Given request: Copy every entry exactly as given, minus the images.

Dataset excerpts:
====
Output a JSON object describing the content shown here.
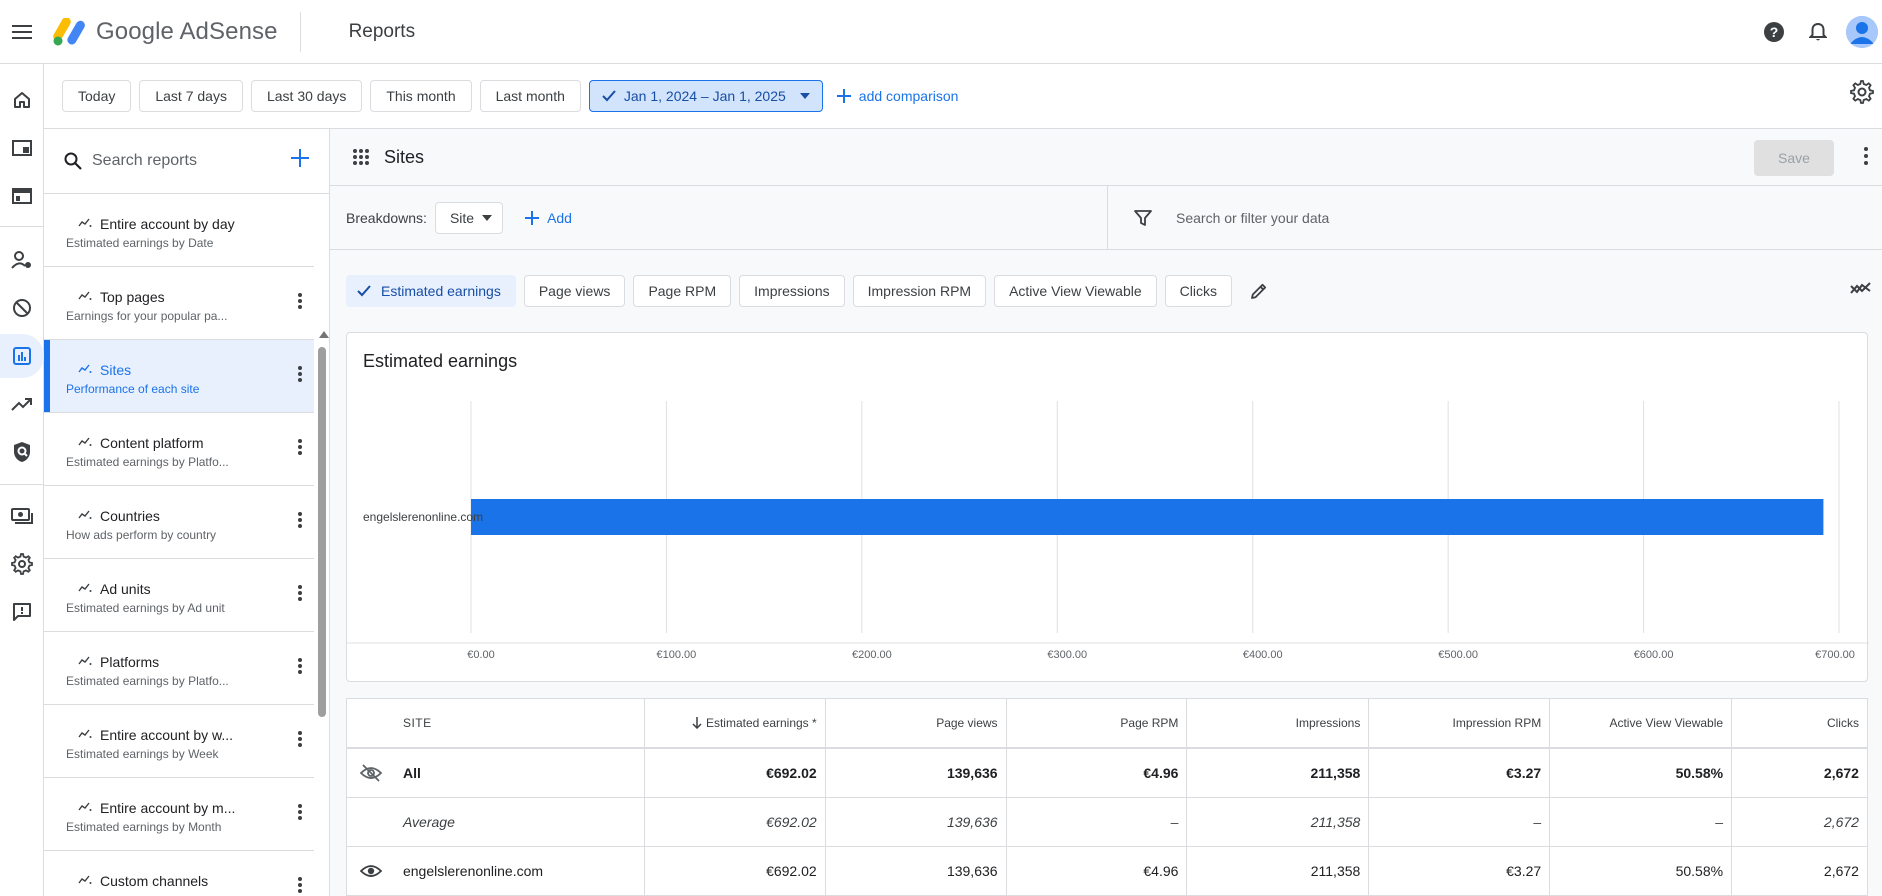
{
  "header": {
    "product_name_google": "Google",
    "product_name_adsense": "AdSense",
    "page_title": "Reports"
  },
  "date_filters": {
    "presets": [
      "Today",
      "Last 7 days",
      "Last 30 days",
      "This month",
      "Last month"
    ],
    "selected_range": "Jan 1, 2024 – Jan 1, 2025",
    "add_comparison": "add comparison"
  },
  "reports_panel": {
    "search_placeholder": "Search reports",
    "items": [
      {
        "title": "Entire account by day",
        "subtitle": "Estimated earnings by Date"
      },
      {
        "title": "Top pages",
        "subtitle": "Earnings for your popular pa..."
      },
      {
        "title": "Sites",
        "subtitle": "Performance of each site"
      },
      {
        "title": "Content platform",
        "subtitle": "Estimated earnings by Platfo..."
      },
      {
        "title": "Countries",
        "subtitle": "How ads perform by country"
      },
      {
        "title": "Ad units",
        "subtitle": "Estimated earnings by Ad unit"
      },
      {
        "title": "Platforms",
        "subtitle": "Estimated earnings by Platfo..."
      },
      {
        "title": "Entire account by w...",
        "subtitle": "Estimated earnings by Week"
      },
      {
        "title": "Entire account by m...",
        "subtitle": "Estimated earnings by Month"
      },
      {
        "title": "Custom channels",
        "subtitle": ""
      }
    ],
    "active_index": 2
  },
  "report": {
    "title": "Sites",
    "save_label": "Save",
    "breakdowns_label": "Breakdowns:",
    "breakdown_value": "Site",
    "add_label": "Add",
    "filter_placeholder": "Search or filter your data"
  },
  "metrics": [
    "Estimated earnings",
    "Page views",
    "Page RPM",
    "Impressions",
    "Impression RPM",
    "Active View Viewable",
    "Clicks"
  ],
  "active_metric": "Estimated earnings",
  "chart_data": {
    "type": "bar",
    "orientation": "horizontal",
    "title": "Estimated earnings",
    "categories": [
      "engelslerenonline.com"
    ],
    "values": [
      692.02
    ],
    "xlim": [
      0,
      700
    ],
    "xticks": [
      0,
      100,
      200,
      300,
      400,
      500,
      600,
      700
    ],
    "xtick_labels": [
      "€0.00",
      "€100.00",
      "€200.00",
      "€300.00",
      "€400.00",
      "€500.00",
      "€600.00",
      "€700.00"
    ],
    "bar_color": "#1a73e8",
    "grid": true
  },
  "table": {
    "columns": [
      "SITE",
      "Estimated earnings *",
      "Page views",
      "Page RPM",
      "Impressions",
      "Impression RPM",
      "Active View Viewable",
      "Clicks"
    ],
    "rows": [
      {
        "label": "All",
        "values": [
          "€692.02",
          "139,636",
          "€4.96",
          "211,358",
          "€3.27",
          "50.58%",
          "2,672"
        ]
      },
      {
        "label": "Average",
        "values": [
          "€692.02",
          "139,636",
          "–",
          "211,358",
          "–",
          "–",
          "2,672"
        ]
      },
      {
        "label": "engelslerenonline.com",
        "values": [
          "€692.02",
          "139,636",
          "€4.96",
          "211,358",
          "€3.27",
          "50.58%",
          "2,672"
        ]
      }
    ]
  },
  "colors": {
    "accent": "#1a73e8",
    "selected_bg": "#e8f0fe"
  }
}
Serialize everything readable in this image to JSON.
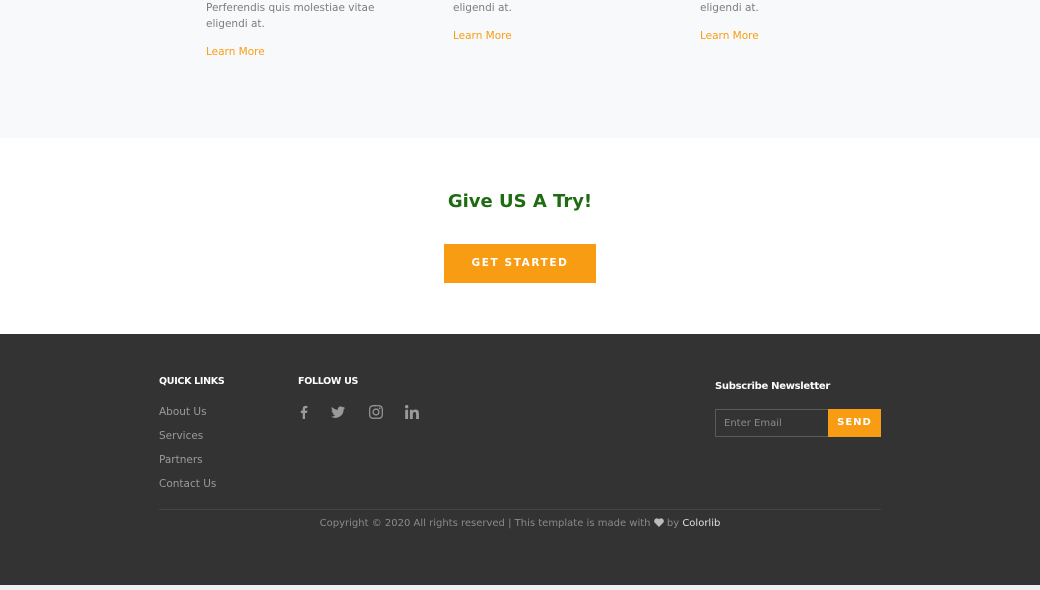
====
Written solution:
Output a JSON object describing the content shown here.
{
  "header": {
    "product_name_google": "Google",
    "product_name_adsense": "AdSense",
    "page_title": "Reports"
  },
  "date_filters": {
    "presets": [
      "Today",
      "Last 7 days",
      "Last 30 days",
      "This month",
      "Last month"
    ],
    "selected_range": "Jan 1, 2024 – Jan 1, 2025",
    "add_comparison": "add comparison"
  },
  "reports_panel": {
    "search_placeholder": "Search reports",
    "items": [
      {
        "title": "Entire account by day",
        "subtitle": "Estimated earnings by Date"
      },
      {
        "title": "Top pages",
        "subtitle": "Earnings for your popular pa..."
      },
      {
        "title": "Sites",
        "subtitle": "Performance of each site"
      },
      {
        "title": "Content platform",
        "subtitle": "Estimated earnings by Platfo..."
      },
      {
        "title": "Countries",
        "subtitle": "How ads perform by country"
      },
      {
        "title": "Ad units",
        "subtitle": "Estimated earnings by Ad unit"
      },
      {
        "title": "Platforms",
        "subtitle": "Estimated earnings by Platfo..."
      },
      {
        "title": "Entire account by w...",
        "subtitle": "Estimated earnings by Week"
      },
      {
        "title": "Entire account by m...",
        "subtitle": "Estimated earnings by Month"
      },
      {
        "title": "Custom channels",
        "subtitle": ""
      }
    ],
    "active_index": 2
  },
  "report": {
    "title": "Sites",
    "save_label": "Save",
    "breakdowns_label": "Breakdowns:",
    "breakdown_value": "Site",
    "add_label": "Add",
    "filter_placeholder": "Search or filter your data"
  },
  "metrics": [
    "Estimated earnings",
    "Page views",
    "Page RPM",
    "Impressions",
    "Impression RPM",
    "Active View Viewable",
    "Clicks"
  ],
  "active_metric": "Estimated earnings",
  "chart_data": {
    "type": "bar",
    "orientation": "horizontal",
    "title": "Estimated earnings",
    "categories": [
      "engelslerenonline.com"
    ],
    "values": [
      692.02
    ],
    "xlim": [
      0,
      700
    ],
    "xticks": [
      0,
      100,
      200,
      300,
      400,
      500,
      600,
      700
    ],
    "xtick_labels": [
      "€0.00",
      "€100.00",
      "€200.00",
      "€300.00",
      "€400.00",
      "€500.00",
      "€600.00",
      "€700.00"
    ],
    "bar_color": "#1a73e8",
    "grid": true
  },
  "table": {
    "columns": [
      "SITE",
      "Estimated earnings *",
      "Page views",
      "Page RPM",
      "Impressions",
      "Impression RPM",
      "Active View Viewable",
      "Clicks"
    ],
    "rows": [
      {
        "label": "All",
        "values": [
          "€692.02",
          "139,636",
          "€4.96",
          "211,358",
          "€3.27",
          "50.58%",
          "2,672"
        ]
      },
      {
        "label": "Average",
        "values": [
          "€692.02",
          "139,636",
          "–",
          "211,358",
          "–",
          "–",
          "2,672"
        ]
      },
      {
        "label": "engelslerenonline.com",
        "values": [
          "€692.02",
          "139,636",
          "€4.96",
          "211,358",
          "€3.27",
          "50.58%",
          "2,672"
        ]
      }
    ]
  },
  "colors": {
    "accent": "#1a73e8",
    "selected_bg": "#e8f0fe"
  }
}
Serialize everything readable in this image to JSON.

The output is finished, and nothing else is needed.